─── Records provided

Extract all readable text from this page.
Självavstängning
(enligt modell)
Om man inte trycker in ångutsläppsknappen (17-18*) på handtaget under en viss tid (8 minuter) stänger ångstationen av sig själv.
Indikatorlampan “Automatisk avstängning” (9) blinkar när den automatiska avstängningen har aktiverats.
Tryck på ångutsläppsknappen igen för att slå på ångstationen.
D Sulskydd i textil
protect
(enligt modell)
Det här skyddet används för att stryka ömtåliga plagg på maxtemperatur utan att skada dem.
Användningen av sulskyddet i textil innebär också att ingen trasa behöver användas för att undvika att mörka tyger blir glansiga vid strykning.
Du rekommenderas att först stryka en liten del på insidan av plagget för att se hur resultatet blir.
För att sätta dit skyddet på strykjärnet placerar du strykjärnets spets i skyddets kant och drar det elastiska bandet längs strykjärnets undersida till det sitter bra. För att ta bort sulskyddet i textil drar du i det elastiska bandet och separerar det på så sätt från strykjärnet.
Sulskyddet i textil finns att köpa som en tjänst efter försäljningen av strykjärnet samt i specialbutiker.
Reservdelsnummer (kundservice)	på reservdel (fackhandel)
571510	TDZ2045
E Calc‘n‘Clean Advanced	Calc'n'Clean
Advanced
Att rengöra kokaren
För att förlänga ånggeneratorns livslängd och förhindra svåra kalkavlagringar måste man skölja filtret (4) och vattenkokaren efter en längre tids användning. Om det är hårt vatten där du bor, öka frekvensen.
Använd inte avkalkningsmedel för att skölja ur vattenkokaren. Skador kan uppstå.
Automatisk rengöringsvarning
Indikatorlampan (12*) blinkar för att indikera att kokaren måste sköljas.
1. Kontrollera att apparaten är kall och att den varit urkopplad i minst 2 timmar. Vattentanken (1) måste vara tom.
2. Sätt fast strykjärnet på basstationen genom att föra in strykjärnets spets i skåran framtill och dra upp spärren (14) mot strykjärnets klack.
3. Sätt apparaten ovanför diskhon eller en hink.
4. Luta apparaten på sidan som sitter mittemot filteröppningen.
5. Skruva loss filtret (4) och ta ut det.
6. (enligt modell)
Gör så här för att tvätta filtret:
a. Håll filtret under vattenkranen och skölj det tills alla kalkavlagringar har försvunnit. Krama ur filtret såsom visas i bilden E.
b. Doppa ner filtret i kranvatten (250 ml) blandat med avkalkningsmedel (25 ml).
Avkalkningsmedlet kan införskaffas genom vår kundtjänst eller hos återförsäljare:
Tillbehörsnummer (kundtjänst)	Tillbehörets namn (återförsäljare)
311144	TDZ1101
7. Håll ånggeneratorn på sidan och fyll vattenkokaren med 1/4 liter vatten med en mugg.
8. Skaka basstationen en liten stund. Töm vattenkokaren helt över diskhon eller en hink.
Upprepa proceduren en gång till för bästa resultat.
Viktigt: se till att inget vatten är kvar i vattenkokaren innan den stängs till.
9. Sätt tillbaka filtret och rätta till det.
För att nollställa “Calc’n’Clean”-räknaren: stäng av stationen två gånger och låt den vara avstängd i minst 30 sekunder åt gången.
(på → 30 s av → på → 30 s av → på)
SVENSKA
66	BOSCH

──────

Every word in the records must appear in your copy exactly as it does above.

Extract all readable text from this page.
Självavstängning
(enligt modell)
Om man inte trycker in ångutsläppsknappen (17-18*) på handtaget under en viss tid (8 minuter) stänger ångstationen av sig själv.
Indikatorlampan “Automatisk avstängning” (9) blinkar när den automatiska avstängningen har aktiverats.
Tryck på ångutsläppsknappen igen för att slå på ångstationen.
D Sulskydd i textil
protect
(enligt modell)
Det här skyddet används för att stryka ömtåliga plagg på maxtemperatur utan att skada dem.
Användningen av sulskyddet i textil innebär också att ingen trasa behöver användas för att undvika att mörka tyger blir glansiga vid strykning.
Du rekommenderas att först stryka en liten del på insidan av plagget för att se hur resultatet blir.
För att sätta dit skyddet på strykjärnet placerar du strykjärnets spets i skyddets kant och drar det elastiska bandet längs strykjärnets undersida till det sitter bra. För att ta bort sulskyddet i textil drar du i det elastiska bandet och separerar det på så sätt från strykjärnet.
Sulskyddet i textil finns att köpa som en tjänst efter försäljningen av strykjärnet samt i specialbutiker.
Reservdelsnummer (kundservice)	på reservdel (fackhandel)
571510	TDZ2045
E Calc‘n‘Clean Advanced	Calc'n'Clean
Advanced
Att rengöra kokaren
För att förlänga ånggeneratorns livslängd och förhindra svåra kalkavlagringar måste man skölja filtret (4) och vattenkokaren efter en längre tids användning. Om det är hårt vatten där du bor, öka frekvensen.
Använd inte avkalkningsmedel för att skölja ur vattenkokaren. Skador kan uppstå.
Automatisk rengöringsvarning
Indikatorlampan (12*) blinkar för att indikera att kokaren måste sköljas.
1. Kontrollera att apparaten är kall och att den varit urkopplad i minst 2 timmar. Vattentanken (1) måste vara tom.
2. Sätt fast strykjärnet på basstationen genom att föra in strykjärnets spets i skåran framtill och dra upp spärren (14) mot strykjärnets klack.
3. Sätt apparaten ovanför diskhon eller en hink.
4. Luta apparaten på sidan som sitter mittemot filteröppningen.
5. Skruva loss filtret (4) och ta ut det.
6. (enligt modell)
Gör så här för att tvätta filtret:
a. Håll filtret under vattenkranen och skölj det tills alla kalkavlagringar har försvunnit. Krama ur filtret såsom visas i bilden E.
b. Doppa ner filtret i kranvatten (250 ml) blandat med avkalkningsmedel (25 ml).
Avkalkningsmedlet kan införskaffas genom vår kundtjänst eller hos återförsäljare:
Tillbehörsnummer (kundtjänst)	Tillbehörets namn (återförsäljare)
311144	TDZ1101
7. Håll ånggeneratorn på sidan och fyll vattenkokaren med 1/4 liter vatten med en mugg.
8. Skaka basstationen en liten stund. Töm vattenkokaren helt över diskhon eller en hink.
Upprepa proceduren en gång till för bästa resultat.
Viktigt: se till att inget vatten är kvar i vattenkokaren innan den stängs till.
9. Sätt tillbaka filtret och rätta till det.
För att nollställa “Calc’n’Clean”-räknaren: stäng av stationen två gånger och låt den vara avstängd i minst 30 sekunder åt gången.
(på → 30 s av → på → 30 s av → på)
SVENSKA
66	BOSCH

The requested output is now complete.